* **Task**
Copy each line below that includes "seins".

>> Begin Supplied data

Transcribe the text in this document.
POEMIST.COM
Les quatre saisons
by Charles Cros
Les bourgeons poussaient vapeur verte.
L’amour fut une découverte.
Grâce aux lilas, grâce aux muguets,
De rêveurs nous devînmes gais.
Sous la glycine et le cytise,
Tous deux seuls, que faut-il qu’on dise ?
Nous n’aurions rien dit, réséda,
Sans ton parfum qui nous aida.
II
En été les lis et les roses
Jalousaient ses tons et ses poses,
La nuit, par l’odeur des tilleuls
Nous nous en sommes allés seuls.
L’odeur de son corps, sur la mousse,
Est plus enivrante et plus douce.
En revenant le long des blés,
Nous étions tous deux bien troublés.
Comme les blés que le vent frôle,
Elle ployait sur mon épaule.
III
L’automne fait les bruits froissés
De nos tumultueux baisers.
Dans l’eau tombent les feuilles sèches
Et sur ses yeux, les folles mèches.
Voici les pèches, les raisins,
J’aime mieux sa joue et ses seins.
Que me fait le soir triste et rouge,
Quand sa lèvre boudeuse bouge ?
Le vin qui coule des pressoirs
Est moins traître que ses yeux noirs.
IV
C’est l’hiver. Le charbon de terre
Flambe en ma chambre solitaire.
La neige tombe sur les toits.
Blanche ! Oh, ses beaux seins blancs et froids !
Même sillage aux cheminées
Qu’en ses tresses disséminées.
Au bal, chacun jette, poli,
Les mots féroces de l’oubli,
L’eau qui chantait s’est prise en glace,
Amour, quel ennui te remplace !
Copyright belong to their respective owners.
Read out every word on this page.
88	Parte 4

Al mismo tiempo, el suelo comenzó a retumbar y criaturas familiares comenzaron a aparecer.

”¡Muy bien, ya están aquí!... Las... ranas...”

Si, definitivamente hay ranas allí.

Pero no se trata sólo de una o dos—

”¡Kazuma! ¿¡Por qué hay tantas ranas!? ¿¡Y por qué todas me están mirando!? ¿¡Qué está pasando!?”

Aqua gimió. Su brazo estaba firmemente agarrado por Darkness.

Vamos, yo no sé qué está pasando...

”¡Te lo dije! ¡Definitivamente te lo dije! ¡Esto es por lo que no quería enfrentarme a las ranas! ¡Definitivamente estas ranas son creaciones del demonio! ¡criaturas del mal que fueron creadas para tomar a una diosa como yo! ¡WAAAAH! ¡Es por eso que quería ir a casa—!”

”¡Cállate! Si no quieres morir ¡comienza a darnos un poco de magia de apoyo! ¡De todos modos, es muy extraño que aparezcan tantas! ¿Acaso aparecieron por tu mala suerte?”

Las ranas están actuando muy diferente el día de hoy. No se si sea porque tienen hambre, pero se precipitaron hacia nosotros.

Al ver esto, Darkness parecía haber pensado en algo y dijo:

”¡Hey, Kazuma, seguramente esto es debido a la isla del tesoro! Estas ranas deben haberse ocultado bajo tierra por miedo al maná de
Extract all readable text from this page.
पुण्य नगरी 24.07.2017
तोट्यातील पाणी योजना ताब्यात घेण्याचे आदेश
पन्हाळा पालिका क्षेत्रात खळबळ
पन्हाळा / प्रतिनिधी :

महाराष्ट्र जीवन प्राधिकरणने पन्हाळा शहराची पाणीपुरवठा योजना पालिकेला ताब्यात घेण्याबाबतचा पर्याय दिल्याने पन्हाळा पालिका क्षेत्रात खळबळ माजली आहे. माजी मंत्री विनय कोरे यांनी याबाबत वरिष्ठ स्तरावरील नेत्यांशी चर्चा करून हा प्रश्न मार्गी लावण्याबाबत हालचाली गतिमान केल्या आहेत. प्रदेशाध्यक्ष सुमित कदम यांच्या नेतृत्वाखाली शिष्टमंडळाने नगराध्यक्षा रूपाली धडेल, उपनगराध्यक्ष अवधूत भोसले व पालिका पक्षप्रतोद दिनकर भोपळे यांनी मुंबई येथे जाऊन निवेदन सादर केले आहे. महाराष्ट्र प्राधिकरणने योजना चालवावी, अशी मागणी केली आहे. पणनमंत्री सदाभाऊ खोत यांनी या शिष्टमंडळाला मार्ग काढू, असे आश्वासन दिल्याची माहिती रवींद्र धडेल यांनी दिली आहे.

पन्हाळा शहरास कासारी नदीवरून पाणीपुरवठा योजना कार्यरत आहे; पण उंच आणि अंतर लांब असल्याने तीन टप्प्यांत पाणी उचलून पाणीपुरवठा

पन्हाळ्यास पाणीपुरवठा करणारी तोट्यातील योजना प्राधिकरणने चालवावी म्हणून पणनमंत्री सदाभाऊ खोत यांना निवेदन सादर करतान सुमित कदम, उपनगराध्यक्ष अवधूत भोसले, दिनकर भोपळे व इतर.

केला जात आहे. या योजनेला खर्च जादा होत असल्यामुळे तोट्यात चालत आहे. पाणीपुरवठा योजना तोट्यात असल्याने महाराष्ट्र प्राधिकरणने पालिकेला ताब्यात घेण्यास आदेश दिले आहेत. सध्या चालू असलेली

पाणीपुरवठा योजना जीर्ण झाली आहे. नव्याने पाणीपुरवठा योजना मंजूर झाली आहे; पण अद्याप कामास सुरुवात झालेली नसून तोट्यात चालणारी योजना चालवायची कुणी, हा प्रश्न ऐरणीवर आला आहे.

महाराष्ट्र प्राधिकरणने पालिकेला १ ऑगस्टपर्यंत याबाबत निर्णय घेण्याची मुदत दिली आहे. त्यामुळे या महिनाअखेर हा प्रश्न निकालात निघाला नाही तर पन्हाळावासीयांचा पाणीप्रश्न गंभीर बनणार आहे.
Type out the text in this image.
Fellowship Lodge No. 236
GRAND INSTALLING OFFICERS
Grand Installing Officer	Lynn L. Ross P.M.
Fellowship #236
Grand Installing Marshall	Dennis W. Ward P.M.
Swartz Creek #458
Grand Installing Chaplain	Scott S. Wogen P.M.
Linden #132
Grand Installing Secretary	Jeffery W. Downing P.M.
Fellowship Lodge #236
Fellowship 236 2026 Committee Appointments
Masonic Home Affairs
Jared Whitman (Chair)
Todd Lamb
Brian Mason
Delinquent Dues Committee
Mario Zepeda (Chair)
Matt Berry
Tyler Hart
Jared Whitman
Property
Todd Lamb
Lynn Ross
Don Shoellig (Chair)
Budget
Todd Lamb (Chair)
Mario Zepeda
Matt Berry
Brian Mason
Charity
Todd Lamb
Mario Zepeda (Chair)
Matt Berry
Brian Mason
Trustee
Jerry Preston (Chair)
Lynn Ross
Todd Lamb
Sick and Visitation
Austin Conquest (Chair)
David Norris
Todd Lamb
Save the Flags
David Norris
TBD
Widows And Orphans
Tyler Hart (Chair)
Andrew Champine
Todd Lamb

>> End Supplied data

* **Answer for the task**
J’aime mieux sa joue et ses seins.
Blanche ! Oh, ses beaux seins blancs et froids !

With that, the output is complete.